> **Work to do**: Filter these entries, keeping only lines that hold the word "carceri".

>> begin Exercise input

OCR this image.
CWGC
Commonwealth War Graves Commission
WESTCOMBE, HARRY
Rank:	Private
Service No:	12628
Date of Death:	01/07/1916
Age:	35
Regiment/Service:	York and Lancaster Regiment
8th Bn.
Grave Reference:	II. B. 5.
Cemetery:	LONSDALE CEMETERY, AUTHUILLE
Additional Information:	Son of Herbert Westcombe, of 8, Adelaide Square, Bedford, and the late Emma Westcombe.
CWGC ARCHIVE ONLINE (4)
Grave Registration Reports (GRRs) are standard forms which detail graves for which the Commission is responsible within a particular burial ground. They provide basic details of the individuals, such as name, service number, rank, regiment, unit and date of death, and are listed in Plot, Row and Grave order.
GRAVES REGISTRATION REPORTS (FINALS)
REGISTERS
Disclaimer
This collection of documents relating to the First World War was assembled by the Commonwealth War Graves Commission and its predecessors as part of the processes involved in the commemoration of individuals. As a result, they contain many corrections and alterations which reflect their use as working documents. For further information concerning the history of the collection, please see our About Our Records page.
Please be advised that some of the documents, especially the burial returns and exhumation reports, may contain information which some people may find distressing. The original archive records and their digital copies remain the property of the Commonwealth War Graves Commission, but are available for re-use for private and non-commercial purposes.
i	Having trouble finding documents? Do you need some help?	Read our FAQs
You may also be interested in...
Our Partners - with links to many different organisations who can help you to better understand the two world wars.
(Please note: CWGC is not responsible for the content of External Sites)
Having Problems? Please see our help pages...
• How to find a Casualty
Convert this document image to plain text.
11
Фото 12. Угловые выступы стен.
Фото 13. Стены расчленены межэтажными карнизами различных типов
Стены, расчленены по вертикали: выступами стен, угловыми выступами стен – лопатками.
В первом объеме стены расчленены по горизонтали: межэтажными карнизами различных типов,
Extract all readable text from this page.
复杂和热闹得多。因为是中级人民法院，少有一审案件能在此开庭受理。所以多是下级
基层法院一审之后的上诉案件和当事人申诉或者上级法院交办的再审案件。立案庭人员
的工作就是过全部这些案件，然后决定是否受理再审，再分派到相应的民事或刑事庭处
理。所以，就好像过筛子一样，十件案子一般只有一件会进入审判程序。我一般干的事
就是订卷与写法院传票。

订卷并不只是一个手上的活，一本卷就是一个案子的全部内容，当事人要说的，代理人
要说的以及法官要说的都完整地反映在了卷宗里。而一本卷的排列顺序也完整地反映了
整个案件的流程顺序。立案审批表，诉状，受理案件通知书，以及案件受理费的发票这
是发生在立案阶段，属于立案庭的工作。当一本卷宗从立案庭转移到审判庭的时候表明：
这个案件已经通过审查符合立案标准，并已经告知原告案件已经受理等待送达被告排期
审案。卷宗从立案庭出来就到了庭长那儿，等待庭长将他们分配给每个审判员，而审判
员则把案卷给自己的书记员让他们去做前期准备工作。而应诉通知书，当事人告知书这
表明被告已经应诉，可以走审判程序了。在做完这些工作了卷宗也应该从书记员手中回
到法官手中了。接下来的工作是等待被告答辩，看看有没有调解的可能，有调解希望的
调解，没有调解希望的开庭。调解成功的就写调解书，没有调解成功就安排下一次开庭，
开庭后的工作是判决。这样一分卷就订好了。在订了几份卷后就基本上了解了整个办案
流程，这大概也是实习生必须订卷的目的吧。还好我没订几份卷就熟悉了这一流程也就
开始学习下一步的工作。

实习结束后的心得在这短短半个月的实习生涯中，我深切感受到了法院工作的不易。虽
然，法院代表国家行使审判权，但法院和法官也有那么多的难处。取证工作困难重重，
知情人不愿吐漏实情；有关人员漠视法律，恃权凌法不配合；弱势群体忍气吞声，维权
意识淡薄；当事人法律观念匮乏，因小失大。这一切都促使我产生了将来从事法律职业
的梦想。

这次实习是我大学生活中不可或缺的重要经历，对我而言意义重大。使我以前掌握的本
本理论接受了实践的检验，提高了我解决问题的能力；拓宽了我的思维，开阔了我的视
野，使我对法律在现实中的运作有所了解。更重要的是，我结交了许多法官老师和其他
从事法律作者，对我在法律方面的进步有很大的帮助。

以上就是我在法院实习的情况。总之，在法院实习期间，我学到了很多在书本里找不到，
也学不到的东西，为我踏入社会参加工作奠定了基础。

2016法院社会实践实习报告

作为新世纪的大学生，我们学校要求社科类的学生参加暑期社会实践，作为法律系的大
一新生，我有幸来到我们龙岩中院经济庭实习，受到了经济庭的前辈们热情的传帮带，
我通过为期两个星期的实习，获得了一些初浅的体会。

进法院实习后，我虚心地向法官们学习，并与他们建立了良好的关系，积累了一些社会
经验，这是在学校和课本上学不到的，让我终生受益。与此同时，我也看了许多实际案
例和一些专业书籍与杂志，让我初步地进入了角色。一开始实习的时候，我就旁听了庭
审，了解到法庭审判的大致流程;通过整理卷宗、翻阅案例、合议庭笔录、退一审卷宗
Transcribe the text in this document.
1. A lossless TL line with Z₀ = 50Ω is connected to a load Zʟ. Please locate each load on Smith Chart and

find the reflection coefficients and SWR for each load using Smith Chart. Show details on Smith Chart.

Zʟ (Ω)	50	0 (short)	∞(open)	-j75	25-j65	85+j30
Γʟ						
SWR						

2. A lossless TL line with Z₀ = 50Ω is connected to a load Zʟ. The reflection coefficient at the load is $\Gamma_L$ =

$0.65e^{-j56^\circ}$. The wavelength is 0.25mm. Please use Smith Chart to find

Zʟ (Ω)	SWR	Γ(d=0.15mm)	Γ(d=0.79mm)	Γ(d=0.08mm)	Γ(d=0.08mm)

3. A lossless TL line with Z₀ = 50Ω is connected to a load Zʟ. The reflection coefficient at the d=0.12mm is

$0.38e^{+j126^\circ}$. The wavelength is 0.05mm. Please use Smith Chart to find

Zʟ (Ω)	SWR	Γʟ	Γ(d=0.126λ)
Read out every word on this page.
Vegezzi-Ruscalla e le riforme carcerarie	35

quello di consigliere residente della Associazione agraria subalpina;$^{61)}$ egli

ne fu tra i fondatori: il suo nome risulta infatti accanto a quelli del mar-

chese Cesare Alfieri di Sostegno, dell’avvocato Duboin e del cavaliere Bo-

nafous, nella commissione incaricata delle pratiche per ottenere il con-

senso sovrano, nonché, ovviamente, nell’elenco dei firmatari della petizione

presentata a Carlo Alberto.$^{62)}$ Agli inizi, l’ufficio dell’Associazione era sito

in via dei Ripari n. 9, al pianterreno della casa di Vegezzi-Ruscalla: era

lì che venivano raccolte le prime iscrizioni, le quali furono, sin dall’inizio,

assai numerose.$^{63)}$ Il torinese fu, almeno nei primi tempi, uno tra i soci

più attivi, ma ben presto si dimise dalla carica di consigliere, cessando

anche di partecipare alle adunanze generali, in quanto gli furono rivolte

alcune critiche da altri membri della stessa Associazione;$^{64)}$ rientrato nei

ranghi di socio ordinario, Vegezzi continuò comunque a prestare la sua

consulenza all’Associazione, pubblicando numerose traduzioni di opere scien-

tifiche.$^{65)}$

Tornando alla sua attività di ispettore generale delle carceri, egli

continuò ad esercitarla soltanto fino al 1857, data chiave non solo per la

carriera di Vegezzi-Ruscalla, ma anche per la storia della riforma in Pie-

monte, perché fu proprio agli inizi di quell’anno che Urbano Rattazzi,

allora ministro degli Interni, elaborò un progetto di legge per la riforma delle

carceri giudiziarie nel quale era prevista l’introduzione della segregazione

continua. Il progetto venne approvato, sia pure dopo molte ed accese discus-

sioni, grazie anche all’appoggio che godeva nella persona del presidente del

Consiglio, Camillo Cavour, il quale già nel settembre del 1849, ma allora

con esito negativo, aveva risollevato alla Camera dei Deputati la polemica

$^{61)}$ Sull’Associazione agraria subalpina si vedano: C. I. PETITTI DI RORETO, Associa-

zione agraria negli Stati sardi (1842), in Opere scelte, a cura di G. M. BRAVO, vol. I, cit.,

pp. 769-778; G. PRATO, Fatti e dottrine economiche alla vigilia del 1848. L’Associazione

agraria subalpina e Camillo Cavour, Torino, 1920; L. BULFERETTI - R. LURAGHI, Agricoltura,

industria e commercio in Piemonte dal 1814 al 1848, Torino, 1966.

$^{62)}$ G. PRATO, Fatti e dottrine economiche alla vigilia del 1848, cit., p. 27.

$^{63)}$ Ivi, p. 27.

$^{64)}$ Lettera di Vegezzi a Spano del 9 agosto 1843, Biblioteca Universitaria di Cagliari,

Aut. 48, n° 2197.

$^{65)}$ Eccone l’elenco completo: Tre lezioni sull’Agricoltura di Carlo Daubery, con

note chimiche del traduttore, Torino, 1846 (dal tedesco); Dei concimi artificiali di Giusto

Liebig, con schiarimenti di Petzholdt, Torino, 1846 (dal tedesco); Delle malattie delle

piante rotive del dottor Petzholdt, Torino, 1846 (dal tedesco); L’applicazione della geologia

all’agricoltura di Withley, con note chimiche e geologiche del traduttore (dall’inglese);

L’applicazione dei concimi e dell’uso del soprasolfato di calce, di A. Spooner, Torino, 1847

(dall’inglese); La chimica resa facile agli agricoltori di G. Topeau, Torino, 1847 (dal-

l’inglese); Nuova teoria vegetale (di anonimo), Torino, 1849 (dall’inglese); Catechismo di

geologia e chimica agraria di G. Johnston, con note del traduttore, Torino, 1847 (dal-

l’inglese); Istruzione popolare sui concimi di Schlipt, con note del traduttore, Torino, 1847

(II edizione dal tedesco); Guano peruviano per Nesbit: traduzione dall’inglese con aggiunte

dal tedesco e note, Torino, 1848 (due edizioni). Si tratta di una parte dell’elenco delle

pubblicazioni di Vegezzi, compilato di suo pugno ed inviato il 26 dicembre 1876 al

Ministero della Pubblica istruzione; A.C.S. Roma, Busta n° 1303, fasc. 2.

>> end Exercise input

> **Task output**:
Tornando alla sua attività di ispettore generale delle carceri, egli
carceri giudiziarie nel quale era prevista l’introduzione della segregazione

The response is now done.